Problem requirements:
Extract, from the listing that follows, each line containing the word "text".

##########

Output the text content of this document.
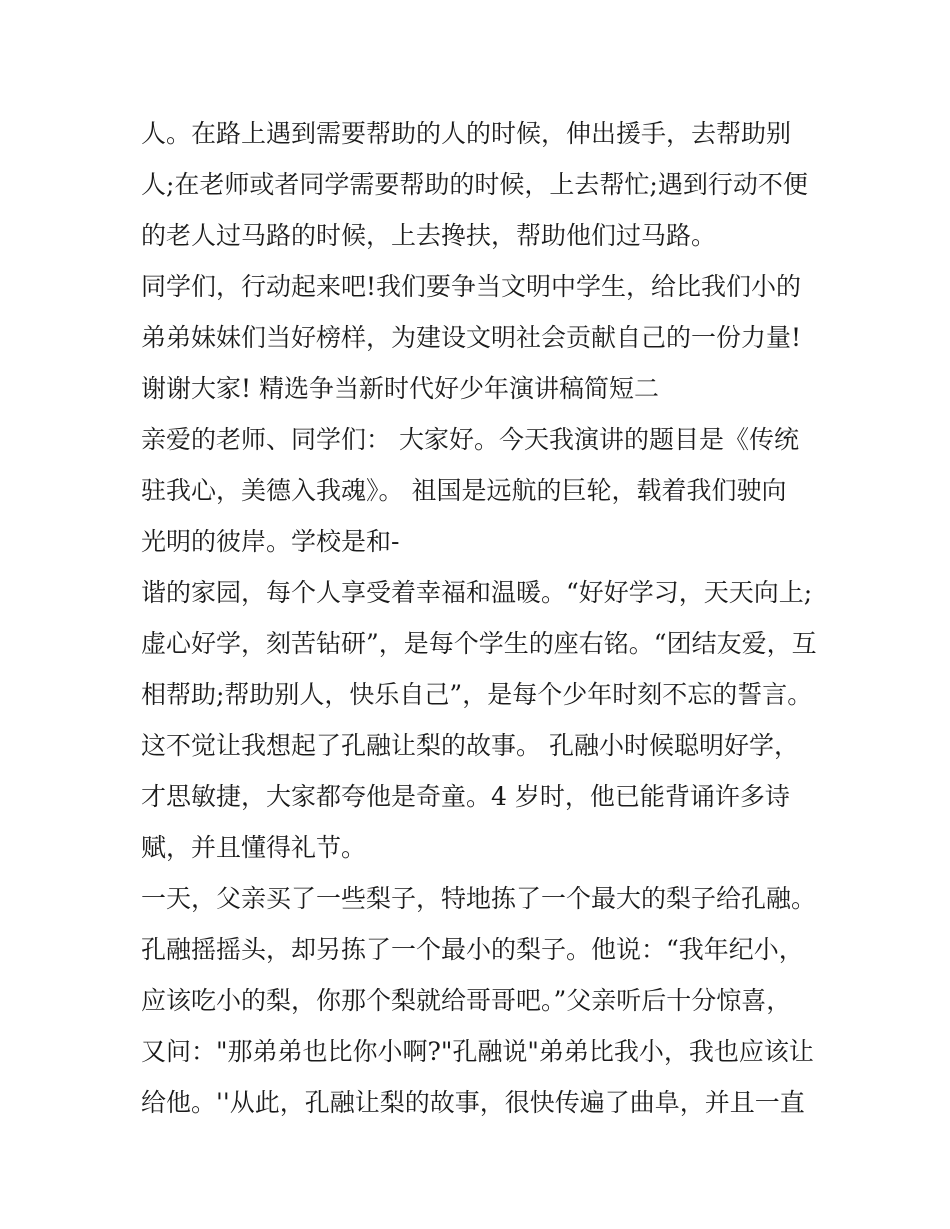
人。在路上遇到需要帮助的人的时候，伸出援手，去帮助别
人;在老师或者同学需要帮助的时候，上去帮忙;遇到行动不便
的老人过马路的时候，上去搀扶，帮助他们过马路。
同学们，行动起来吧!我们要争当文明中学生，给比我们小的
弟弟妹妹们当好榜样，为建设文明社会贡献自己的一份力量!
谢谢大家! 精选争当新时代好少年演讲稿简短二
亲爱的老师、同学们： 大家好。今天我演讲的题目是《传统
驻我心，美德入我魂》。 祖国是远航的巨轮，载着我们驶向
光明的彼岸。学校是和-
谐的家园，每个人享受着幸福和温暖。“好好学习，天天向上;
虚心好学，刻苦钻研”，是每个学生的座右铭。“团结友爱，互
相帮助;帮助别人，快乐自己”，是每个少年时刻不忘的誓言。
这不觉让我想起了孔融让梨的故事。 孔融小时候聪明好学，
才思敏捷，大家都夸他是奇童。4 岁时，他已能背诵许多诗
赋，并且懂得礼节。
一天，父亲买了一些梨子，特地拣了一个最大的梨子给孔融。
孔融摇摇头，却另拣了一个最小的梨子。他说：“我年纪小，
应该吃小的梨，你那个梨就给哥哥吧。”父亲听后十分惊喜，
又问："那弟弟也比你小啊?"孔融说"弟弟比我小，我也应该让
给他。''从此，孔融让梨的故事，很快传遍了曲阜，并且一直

##########

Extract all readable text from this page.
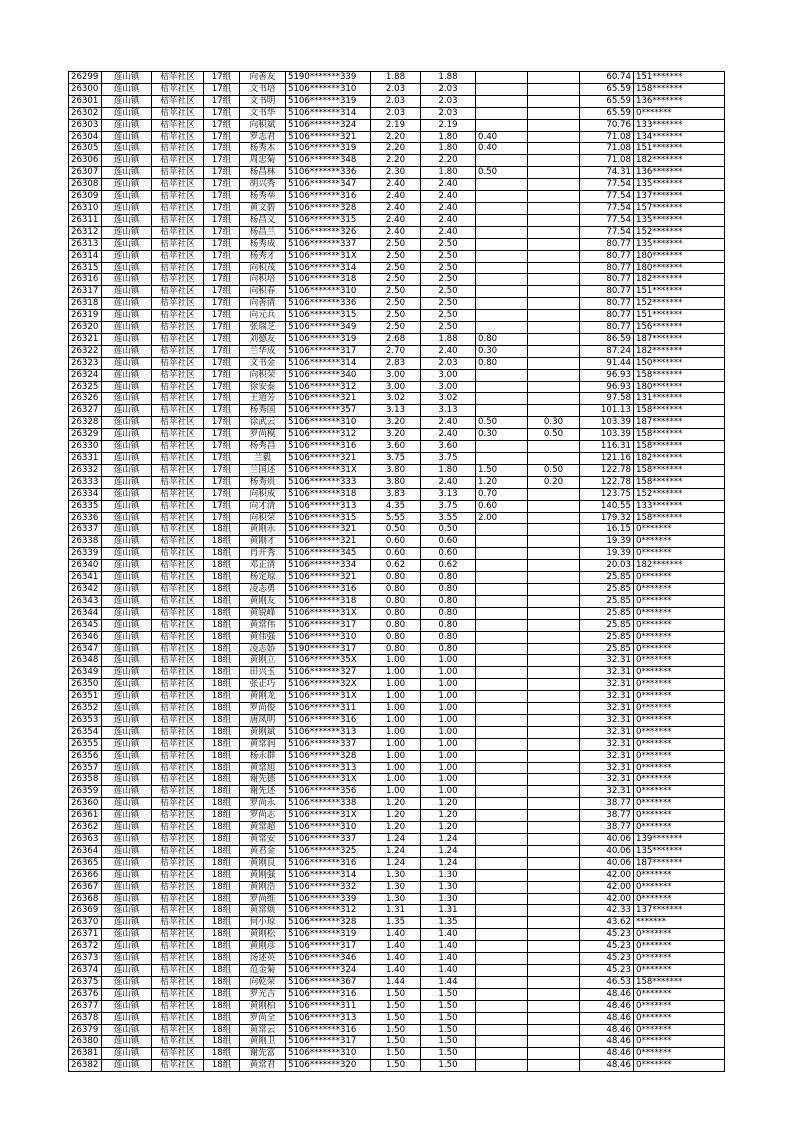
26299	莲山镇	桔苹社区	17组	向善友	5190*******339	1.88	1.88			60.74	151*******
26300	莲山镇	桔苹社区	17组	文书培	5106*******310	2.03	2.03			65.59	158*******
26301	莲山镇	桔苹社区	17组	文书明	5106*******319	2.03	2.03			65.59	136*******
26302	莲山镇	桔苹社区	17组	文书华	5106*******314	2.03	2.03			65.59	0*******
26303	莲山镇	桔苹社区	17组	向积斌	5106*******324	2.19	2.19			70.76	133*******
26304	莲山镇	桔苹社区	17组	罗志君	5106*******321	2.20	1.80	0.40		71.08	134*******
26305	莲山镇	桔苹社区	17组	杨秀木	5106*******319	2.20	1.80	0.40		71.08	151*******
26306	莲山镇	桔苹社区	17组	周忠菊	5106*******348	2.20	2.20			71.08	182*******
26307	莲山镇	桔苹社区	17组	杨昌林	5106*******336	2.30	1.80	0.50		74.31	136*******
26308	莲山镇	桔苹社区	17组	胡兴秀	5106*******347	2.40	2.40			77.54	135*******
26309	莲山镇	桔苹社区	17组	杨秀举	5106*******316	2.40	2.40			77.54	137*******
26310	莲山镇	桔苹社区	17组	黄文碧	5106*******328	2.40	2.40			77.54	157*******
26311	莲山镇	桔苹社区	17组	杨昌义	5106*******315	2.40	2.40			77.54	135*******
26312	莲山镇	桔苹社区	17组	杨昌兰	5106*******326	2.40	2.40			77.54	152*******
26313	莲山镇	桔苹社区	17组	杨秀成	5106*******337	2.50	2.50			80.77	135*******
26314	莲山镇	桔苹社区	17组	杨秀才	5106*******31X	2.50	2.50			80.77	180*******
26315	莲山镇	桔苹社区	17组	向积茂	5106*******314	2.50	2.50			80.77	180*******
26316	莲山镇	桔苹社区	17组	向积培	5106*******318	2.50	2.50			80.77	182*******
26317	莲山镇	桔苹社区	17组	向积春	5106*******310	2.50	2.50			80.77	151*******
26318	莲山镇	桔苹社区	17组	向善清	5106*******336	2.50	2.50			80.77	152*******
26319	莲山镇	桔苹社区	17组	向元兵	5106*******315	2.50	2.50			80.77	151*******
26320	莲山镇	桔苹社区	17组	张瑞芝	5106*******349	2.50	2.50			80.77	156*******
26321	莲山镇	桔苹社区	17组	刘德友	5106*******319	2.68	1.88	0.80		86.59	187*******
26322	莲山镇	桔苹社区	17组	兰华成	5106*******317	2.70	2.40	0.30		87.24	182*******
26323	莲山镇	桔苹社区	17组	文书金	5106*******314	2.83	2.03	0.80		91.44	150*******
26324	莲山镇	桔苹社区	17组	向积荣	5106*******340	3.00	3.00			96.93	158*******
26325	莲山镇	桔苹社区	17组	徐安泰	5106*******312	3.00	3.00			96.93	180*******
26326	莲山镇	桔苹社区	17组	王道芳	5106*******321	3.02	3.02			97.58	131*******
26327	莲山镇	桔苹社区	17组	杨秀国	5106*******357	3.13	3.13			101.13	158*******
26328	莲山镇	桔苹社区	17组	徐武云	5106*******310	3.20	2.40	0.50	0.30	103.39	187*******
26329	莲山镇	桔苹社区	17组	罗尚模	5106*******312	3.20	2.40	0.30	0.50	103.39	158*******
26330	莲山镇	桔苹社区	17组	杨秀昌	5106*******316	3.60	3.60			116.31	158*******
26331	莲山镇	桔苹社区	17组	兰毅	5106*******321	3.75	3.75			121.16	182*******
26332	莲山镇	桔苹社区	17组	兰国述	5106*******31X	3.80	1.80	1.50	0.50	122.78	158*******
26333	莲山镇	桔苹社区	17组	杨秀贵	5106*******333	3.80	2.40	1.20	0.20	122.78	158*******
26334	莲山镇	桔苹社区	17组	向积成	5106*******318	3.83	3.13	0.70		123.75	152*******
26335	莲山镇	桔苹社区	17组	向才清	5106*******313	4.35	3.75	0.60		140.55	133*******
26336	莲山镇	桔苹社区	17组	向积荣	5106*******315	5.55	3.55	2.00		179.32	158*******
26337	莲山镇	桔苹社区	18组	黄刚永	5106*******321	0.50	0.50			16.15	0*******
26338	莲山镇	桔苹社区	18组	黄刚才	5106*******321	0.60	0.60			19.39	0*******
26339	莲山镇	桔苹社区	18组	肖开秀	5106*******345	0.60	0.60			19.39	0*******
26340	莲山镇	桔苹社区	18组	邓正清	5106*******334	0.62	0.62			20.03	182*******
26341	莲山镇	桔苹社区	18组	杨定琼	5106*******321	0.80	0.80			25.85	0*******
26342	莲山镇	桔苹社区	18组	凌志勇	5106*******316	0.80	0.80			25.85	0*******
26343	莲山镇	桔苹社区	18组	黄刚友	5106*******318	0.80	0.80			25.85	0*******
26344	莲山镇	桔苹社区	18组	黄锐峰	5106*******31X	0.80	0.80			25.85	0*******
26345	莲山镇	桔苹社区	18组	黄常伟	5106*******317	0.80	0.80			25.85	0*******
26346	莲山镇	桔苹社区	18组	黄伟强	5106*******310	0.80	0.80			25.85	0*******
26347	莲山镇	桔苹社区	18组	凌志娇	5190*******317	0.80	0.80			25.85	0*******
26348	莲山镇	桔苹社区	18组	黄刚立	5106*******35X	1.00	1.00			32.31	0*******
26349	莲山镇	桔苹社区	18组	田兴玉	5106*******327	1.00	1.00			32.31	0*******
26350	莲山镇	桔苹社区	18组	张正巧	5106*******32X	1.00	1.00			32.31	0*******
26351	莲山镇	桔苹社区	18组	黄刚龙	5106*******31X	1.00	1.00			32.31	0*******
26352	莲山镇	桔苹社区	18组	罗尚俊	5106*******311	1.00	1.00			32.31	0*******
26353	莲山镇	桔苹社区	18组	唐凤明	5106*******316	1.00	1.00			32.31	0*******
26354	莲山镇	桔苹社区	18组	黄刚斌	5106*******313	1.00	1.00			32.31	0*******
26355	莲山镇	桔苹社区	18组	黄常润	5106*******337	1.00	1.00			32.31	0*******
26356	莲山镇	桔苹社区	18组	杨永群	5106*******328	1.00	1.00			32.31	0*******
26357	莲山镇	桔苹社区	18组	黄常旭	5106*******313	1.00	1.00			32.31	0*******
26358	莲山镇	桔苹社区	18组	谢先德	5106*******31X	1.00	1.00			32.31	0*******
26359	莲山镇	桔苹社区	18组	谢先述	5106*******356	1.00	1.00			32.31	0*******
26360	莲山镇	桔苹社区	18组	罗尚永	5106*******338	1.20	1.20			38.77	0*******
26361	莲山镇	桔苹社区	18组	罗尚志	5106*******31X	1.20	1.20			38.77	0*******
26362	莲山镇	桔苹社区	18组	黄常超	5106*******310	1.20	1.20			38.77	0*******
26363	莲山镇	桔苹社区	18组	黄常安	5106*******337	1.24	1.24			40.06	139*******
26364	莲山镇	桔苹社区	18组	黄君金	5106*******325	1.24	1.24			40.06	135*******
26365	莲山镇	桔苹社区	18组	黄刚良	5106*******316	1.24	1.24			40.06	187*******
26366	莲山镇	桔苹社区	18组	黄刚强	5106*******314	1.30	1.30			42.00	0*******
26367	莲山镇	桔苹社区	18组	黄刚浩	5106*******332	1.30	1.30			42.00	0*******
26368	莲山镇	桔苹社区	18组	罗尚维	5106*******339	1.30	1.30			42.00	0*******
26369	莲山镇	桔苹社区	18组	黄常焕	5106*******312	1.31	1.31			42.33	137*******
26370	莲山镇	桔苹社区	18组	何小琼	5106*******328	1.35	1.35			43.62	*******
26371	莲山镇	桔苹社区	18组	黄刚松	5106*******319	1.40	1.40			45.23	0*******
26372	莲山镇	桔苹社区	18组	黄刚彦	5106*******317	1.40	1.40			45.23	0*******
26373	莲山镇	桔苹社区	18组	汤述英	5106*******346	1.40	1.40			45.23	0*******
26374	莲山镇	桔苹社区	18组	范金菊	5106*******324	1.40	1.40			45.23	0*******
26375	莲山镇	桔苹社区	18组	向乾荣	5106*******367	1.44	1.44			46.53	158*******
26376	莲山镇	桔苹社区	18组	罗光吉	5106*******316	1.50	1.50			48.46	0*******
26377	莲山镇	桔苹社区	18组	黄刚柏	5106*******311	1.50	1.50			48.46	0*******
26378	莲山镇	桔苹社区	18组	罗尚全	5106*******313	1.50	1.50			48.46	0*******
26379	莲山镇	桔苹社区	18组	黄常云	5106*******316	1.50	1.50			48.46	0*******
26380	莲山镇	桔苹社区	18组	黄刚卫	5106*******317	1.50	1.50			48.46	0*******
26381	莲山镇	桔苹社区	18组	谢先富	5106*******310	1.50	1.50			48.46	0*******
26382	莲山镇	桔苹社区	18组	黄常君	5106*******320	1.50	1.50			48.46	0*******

##########

Written response:
Output the text content of this document.
Extract all readable text from this page.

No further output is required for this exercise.